Exercise brief: Track down each line that has the word "Cronaca" and copy it.

Information provided:
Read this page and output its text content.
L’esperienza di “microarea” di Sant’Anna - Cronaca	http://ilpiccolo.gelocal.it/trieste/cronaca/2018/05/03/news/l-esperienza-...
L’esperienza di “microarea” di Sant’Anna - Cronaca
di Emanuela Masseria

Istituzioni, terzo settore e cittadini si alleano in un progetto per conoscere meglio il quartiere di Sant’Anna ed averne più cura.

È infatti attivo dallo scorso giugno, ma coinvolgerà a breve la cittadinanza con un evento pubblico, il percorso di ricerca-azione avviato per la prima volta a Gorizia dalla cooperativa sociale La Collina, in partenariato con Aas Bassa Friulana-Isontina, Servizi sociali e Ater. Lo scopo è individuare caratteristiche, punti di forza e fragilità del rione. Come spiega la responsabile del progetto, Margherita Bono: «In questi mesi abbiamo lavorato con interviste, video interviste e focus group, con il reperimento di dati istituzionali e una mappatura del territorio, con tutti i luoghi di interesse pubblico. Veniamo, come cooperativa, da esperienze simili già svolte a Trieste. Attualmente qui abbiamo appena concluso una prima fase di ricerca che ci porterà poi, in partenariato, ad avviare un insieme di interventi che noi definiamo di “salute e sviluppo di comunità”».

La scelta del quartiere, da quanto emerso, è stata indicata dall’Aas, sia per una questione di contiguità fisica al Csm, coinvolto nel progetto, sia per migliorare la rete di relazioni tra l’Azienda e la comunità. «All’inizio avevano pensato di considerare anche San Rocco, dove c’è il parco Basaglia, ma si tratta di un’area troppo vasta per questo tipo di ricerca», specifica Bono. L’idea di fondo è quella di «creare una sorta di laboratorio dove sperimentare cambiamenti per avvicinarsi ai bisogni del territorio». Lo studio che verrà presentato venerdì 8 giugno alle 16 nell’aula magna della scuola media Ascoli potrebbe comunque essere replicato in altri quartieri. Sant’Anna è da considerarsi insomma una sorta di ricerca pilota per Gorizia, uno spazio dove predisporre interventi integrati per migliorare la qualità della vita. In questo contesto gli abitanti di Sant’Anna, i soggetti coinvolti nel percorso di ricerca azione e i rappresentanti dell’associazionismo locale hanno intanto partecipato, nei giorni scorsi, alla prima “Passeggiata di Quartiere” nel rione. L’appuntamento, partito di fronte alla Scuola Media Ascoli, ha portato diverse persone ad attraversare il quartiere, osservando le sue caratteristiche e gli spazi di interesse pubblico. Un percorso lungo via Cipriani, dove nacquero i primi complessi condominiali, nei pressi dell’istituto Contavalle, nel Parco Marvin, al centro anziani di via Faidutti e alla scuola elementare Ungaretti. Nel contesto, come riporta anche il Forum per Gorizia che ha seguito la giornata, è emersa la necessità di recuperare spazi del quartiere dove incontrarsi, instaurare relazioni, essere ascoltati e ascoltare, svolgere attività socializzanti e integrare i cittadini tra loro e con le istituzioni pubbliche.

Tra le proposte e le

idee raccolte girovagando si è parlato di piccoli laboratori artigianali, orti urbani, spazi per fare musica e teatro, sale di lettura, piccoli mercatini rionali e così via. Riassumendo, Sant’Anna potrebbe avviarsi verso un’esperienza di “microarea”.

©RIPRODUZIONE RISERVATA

Task output:
L’esperienza di “microarea” di Sant’Anna - Cronaca	http://ilpiccolo.gelocal.it/trieste/cronaca/2018/05/03/news/l-esperienza-...
L’esperienza di “microarea” di Sant’Anna - Cronaca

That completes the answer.